YOUR OBJECTIVE:
Your task is to print all of the material verbatim.

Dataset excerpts
==*==
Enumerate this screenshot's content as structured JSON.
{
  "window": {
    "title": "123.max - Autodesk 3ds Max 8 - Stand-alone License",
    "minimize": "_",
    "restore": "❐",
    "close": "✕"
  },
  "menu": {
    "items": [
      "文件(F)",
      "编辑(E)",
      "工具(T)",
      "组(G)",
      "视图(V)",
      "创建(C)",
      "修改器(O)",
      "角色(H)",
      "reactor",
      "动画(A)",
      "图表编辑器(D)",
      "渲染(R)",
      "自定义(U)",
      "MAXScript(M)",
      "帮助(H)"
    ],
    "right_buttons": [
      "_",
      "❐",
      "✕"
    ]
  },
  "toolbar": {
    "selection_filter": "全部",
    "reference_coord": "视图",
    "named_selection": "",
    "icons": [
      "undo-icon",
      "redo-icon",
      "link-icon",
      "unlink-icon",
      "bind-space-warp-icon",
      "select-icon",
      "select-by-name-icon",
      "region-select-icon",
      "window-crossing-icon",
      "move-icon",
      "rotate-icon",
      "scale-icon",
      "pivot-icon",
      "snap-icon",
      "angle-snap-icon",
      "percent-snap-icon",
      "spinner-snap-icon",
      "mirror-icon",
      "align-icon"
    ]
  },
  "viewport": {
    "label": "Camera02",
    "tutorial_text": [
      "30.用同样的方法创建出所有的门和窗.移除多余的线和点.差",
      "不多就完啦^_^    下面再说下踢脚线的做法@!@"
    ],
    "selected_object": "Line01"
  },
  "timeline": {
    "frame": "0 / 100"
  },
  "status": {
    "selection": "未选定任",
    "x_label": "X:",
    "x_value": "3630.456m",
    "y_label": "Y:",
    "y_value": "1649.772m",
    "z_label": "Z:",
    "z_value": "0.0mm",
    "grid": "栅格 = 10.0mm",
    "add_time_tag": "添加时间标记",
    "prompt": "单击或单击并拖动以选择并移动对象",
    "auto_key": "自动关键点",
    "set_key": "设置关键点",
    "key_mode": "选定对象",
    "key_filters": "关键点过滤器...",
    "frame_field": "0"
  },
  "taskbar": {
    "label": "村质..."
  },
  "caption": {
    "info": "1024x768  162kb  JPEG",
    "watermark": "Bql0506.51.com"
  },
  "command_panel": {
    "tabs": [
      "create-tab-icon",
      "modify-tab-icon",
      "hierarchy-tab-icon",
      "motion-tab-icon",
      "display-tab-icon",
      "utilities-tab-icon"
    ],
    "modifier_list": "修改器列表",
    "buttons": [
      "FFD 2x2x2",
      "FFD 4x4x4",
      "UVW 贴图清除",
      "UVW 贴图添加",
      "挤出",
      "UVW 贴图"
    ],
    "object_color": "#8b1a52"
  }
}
==*==
ANSWER TO THE TASK:
Enumerate this screenshot's content as structured JSON.
{
  "window": {
    "title": "123.max - Autodesk 3ds Max 8 - Stand-alone License",
    "minimize": "_",
    "restore": "❐",
    "close": "✕"
  },
  "menu": {
    "items": [
      "文件(F)",
      "编辑(E)",
      "工具(T)",
      "组(G)",
      "视图(V)",
      "创建(C)",
      "修改器(O)",
      "角色(H)",
      "reactor",
      "动画(A)",
      "图表编辑器(D)",
      "渲染(R)",
      "自定义(U)",
      "MAXScript(M)",
      "帮助(H)"
    ],
    "right_buttons": [
      "_",
      "❐",
      "✕"
    ]
  },
  "toolbar": {
    "selection_filter": "全部",
    "reference_coord": "视图",
    "named_selection": "",
    "icons": [
      "undo-icon",
      "redo-icon",
      "link-icon",
      "unlink-icon",
      "bind-space-warp-icon",
      "select-icon",
      "select-by-name-icon",
      "region-select-icon",
      "window-crossing-icon",
      "move-icon",
      "rotate-icon",
      "scale-icon",
      "pivot-icon",
      "snap-icon",
      "angle-snap-icon",
      "percent-snap-icon",
      "spinner-snap-icon",
      "mirror-icon",
      "align-icon"
    ]
  },
  "viewport": {
    "label": "Camera02",
    "tutorial_text": [
      "30.用同样的方法创建出所有的门和窗.移除多余的线和点.差",
      "不多就完啦^_^    下面再说下踢脚线的做法@!@"
    ],
    "selected_object": "Line01"
  },
  "timeline": {
    "frame": "0 / 100"
  },
  "status": {
    "selection": "未选定任",
    "x_label": "X:",
    "x_value": "3630.456m",
    "y_label": "Y:",
    "y_value": "1649.772m",
    "z_label": "Z:",
    "z_value": "0.0mm",
    "grid": "栅格 = 10.0mm",
    "add_time_tag": "添加时间标记",
    "prompt": "单击或单击并拖动以选择并移动对象",
    "auto_key": "自动关键点",
    "set_key": "设置关键点",
    "key_mode": "选定对象",
    "key_filters": "关键点过滤器...",
    "frame_field": "0"
  },
  "taskbar": {
    "label": "村质..."
  },
  "caption": {
    "info": "1024x768  162kb  JPEG",
    "watermark": "Bql0506.51.com"
  },
  "command_panel": {
    "tabs": [
      "create-tab-icon",
      "modify-tab-icon",
      "hierarchy-tab-icon",
      "motion-tab-icon",
      "display-tab-icon",
      "utilities-tab-icon"
    ],
    "modifier_list": "修改器列表",
    "buttons": [
      "FFD 2x2x2",
      "FFD 4x4x4",
      "UVW 贴图清除",
      "UVW 贴图添加",
      "挤出",
      "UVW 贴图"
    ],
    "object_color": "#8b1a52"
  }
}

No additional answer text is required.